== Problem requirements ==
Give every line of the listing below as a JSON list of strings, one string per line. Leave out blank lines and the pictures.
======== Data for this task ========
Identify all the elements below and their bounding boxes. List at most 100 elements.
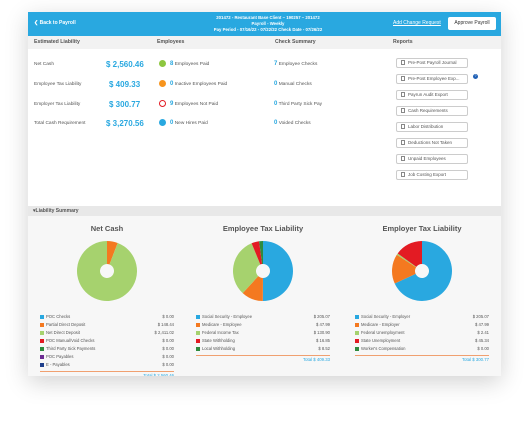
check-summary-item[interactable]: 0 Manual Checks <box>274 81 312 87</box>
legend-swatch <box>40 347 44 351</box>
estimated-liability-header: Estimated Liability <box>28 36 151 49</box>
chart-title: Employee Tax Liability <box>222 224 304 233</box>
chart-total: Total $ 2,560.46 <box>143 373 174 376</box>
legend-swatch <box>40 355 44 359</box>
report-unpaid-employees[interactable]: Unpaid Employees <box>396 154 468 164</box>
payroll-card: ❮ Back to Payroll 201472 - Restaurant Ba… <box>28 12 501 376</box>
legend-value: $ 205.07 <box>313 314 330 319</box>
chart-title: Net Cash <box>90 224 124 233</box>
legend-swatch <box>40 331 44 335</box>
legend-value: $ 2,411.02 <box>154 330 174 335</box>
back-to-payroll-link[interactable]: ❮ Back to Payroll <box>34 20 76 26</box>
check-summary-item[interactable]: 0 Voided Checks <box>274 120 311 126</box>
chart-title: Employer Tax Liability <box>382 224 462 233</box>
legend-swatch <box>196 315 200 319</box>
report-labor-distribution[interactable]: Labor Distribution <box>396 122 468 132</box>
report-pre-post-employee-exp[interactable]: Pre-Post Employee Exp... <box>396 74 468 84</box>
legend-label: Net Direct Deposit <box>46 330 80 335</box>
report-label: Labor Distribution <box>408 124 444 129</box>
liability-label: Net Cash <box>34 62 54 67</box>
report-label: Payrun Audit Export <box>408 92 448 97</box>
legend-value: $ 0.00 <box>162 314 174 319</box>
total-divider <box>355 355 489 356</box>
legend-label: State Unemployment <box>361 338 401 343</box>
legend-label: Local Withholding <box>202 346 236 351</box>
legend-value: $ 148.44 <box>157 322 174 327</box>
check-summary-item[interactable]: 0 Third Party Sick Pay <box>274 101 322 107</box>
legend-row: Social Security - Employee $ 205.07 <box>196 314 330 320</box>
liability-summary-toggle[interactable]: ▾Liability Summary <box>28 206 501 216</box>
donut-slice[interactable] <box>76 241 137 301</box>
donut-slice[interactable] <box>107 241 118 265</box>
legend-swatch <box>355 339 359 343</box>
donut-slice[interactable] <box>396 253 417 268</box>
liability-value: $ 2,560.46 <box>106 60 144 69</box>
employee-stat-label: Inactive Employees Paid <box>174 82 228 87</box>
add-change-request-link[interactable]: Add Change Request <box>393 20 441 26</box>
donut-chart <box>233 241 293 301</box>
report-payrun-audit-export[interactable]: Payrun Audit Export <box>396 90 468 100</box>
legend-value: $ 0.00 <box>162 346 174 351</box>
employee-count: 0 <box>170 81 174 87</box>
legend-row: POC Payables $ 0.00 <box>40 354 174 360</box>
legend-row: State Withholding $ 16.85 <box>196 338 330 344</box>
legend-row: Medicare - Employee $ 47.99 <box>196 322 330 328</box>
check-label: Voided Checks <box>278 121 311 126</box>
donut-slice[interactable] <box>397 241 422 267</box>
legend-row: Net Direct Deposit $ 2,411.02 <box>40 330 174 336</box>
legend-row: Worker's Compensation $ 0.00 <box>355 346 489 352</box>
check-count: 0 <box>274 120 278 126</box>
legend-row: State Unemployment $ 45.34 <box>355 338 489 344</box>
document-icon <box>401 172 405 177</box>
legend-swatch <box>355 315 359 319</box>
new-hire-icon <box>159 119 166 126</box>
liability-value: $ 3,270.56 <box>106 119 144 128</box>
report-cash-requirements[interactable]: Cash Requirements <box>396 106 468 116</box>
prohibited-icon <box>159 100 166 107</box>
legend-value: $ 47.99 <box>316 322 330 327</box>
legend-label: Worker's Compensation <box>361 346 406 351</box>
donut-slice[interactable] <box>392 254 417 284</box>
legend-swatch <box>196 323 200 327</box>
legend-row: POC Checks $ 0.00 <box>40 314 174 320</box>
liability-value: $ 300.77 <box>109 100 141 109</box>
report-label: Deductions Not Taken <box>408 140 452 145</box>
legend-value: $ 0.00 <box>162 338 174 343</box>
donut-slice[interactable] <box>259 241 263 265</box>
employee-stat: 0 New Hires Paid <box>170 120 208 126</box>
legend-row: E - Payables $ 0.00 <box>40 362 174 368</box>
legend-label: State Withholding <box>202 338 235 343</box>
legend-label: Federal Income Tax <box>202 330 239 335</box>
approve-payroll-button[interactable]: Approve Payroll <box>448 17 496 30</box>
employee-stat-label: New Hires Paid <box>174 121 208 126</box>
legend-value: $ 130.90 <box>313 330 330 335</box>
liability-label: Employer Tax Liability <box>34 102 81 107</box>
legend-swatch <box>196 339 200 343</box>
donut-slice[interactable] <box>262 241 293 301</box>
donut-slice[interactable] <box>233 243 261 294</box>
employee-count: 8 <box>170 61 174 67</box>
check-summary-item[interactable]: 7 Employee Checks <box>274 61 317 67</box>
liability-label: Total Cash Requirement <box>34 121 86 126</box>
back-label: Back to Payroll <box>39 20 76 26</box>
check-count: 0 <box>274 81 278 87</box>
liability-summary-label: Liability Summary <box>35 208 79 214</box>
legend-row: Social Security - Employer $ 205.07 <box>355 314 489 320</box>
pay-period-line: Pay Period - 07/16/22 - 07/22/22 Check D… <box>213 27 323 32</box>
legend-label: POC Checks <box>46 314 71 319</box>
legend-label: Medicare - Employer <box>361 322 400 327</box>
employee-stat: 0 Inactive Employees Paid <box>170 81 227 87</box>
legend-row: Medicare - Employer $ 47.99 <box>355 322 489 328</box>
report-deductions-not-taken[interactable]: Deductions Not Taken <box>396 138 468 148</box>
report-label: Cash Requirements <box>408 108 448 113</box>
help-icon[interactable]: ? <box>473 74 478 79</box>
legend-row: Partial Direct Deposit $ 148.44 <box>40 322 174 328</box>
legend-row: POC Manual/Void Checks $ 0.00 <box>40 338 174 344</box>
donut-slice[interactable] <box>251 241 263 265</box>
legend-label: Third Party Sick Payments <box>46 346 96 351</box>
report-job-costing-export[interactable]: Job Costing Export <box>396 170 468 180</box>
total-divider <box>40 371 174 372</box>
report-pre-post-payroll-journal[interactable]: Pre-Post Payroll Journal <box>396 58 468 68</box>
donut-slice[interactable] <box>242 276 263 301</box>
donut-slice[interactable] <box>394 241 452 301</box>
========
== Exercise answer ==
[
  "Identify all the elements below and their bounding boxes. List at most 100 elements.",
  "check-summary-item[interactable]: 0 Manual Checks <box>274 81 312 87</box>",
  "legend-swatch <box>40 347 44 351</box>",
  "estimated-liability-header: Estimated Liability <box>28 36 151 49</box>",
  "chart-title: Employee Tax Liability <box>222 224 304 233</box>",
  "chart-total: Total $ 2,560.46 <box>143 373 174 376</box>",
  "legend-swatch <box>40 355 44 359</box>",
  "report-unpaid-employees[interactable]: Unpaid Employees <box>396 154 468 164</box>",
  "payroll-card: ❮ Back to Payroll 201472 - Restaurant Ba… <box>28 12 501 376</box>",
  "legend-value: $ 205.07 <box>313 314 330 319</box>",
  "chart-title: Net Cash <box>90 224 124 233</box>",
  "legend-swatch <box>40 331 44 335</box>",
  "legend-value: $ 2,411.02 <box>154 330 174 335</box>",
  "back-to-payroll-link[interactable]: ❮ Back to Payroll <box>34 20 76 26</box>",
  "check-summary-item[interactable]: 0 Voided Checks <box>274 120 311 126</box>",
  "chart-title: Employer Tax Liability <box>382 224 462 233</box>",
  "legend-swatch <box>196 315 200 319</box>",
  "report-labor-distribution[interactable]: Labor Distribution <box>396 122 468 132</box>",
  "report-pre-post-employee-exp[interactable]: Pre-Post Employee Exp... <box>396 74 468 84</box>",
  "legend-label: Net Direct Deposit <box>46 330 80 335</box>",
  "report-label: Labor Distribution <box>408 124 444 129</box>",
  "liability-label: Net Cash <box>34 62 54 67</box>",
  "report-label: Payrun Audit Export <box>408 92 448 97</box>",
  "legend-value: $ 0.00 <box>162 314 174 319</box>",
  "total-divider <box>355 355 489 356</box>",
  "legend-label: State Unemployment <box>361 338 401 343</box>",
  "legend-label: Local Withholding <box>202 346 236 351</box>",
  "legend-value: $ 148.44 <box>157 322 174 327</box>",
  "check-summary-item[interactable]: 0 Third Party Sick Pay <box>274 101 322 107</box>",
  "legend-row: Social Security - Employee $ 205.07 <box>196 314 330 320</box>",
  "liability-summary-toggle[interactable]: ▾Liability Summary <box>28 206 501 216</box>",
  "donut-slice[interactable] <box>76 241 137 301</box>",
  "donut-slice[interactable] <box>107 241 118 265</box>",
  "legend-swatch <box>355 339 359 343</box>",
  "donut-slice[interactable] <box>396 253 417 268</box>",
  "liability-value: $ 2,560.46 <box>106 60 144 69</box>",
  "employee-stat-label: Inactive Employees Paid <box>174 82 228 87</box>",
  "add-change-request-link[interactable]: Add Change Request <box>393 20 441 26</box>",
  "donut-chart <box>233 241 293 301</box>",
  "report-payrun-audit-export[interactable]: Payrun Audit Export <box>396 90 468 100</box>",
  "legend-value: $ 0.00 <box>162 346 174 351</box>",
  "employee-count: 0 <box>170 81 174 87</box>",
  "legend-row: POC Payables $ 0.00 <box>40 354 174 360</box>",
  "legend-row: State Withholding $ 16.85 <box>196 338 330 344</box>",
  "legend-row: Medicare - Employee $ 47.99 <box>196 322 330 328</box>",
  "check-label: Voided Checks <box>278 121 311 126</box>",
  "donut-slice[interactable] <box>397 241 422 267</box>",
  "legend-row: Net Direct Deposit $ 2,411.02 <box>40 330 174 336</box>",
  "legend-row: Worker's Compensation $ 0.00 <box>355 346 489 352</box>",
  "check-count: 0 <box>274 120 278 126</box>",
  "legend-row: State Unemployment $ 45.34 <box>355 338 489 344</box>",
  "document-icon <box>401 172 405 177</box>",
  "legend-swatch <box>355 315 359 319</box>",
  "new-hire-icon <box>159 119 166 126</box>",
  "liability-value: $ 3,270.56 <box>106 119 144 128</box>",
  "report-cash-requirements[interactable]: Cash Requirements <box>396 106 468 116</box>",
  "prohibited-icon <box>159 100 166 107</box>",
  "legend-value: $ 47.99 <box>316 322 330 327</box>",
  "legend-label: Worker's Compensation <box>361 346 406 351</box>",
  "donut-slice[interactable] <box>392 254 417 284</box>",
  "legend-swatch <box>196 323 200 327</box>",
  "legend-row: POC Checks $ 0.00 <box>40 314 174 320</box>",
  "liability-value: $ 300.77 <box>109 100 141 109</box>",
  "report-label: Deductions Not Taken <box>408 140 452 145</box>",
  "legend-value: $ 0.00 <box>162 338 174 343</box>",
  "donut-slice[interactable] <box>259 241 263 265</box>",
  "employee-stat: 0 New Hires Paid <box>170 120 208 126</box>",
  "legend-row: E - Payables $ 0.00 <box>40 362 174 368</box>",
  "legend-label: State Withholding <box>202 338 235 343</box>",
  "legend-label: Federal Income Tax <box>202 330 239 335</box>",
  "approve-payroll-button[interactable]: Approve Payroll <box>448 17 496 30</box>",
  "employee-stat-label: New Hires Paid <box>174 121 208 126</box>",
  "legend-value: $ 130.90 <box>313 330 330 335</box>",
  "liability-label: Employer Tax Liability <box>34 102 81 107</box>",
  "legend-swatch <box>196 339 200 343</box>",
  "donut-slice[interactable] <box>262 241 293 301</box>",
  "donut-slice[interactable] <box>233 243 261 294</box>",
  "employee-count: 8 <box>170 61 174 67</box>",
  "check-summary-item[interactable]: 7 Employee Checks <box>274 61 317 67</box>",
  "liability-label: Total Cash Requirement <box>34 121 86 126</box>",
  "back-label: Back to Payroll <box>39 20 76 26</box>",
  "check-count: 0 <box>274 81 278 87</box>",
  "liability-summary-label: Liability Summary <box>35 208 79 214</box>",
  "legend-row: Social Security - Employer $ 205.07 <box>355 314 489 320</box>",
  "pay-period-line: Pay Period - 07/16/22 - 07/22/22 Check D… <box>213 27 323 32</box>",
  "legend-label: POC Checks <box>46 314 71 319</box>",
  "legend-label: Medicare - Employer <box>361 322 400 327</box>",
  "employee-stat: 0 Inactive Employees Paid <box>170 81 227 87</box>",
  "legend-row: Medicare - Employer $ 47.99 <box>355 322 489 328</box>",
  "report-deductions-not-taken[interactable]: Deductions Not Taken <box>396 138 468 148</box>",
  "report-label: Cash Requirements <box>408 108 448 113</box>",
  "help-icon[interactable]: ? <box>473 74 478 79</box>",
  "legend-row: Partial Direct Deposit $ 148.44 <box>40 322 174 328</box>",
  "legend-row: POC Manual/Void Checks $ 0.00 <box>40 338 174 344</box>",
  "donut-slice[interactable] <box>251 241 263 265</box>",
  "legend-label: Third Party Sick Payments <box>46 346 96 351</box>",
  "report-job-costing-export[interactable]: Job Costing Export <box>396 170 468 180</box>",
  "total-divider <box>40 371 174 372</box>",
  "report-pre-post-payroll-journal[interactable]: Pre-Post Payroll Journal <box>396 58 468 68</box>",
  "donut-slice[interactable] <box>242 276 263 301</box>",
  "donut-slice[interactable] <box>394 241 452 301</box>"
]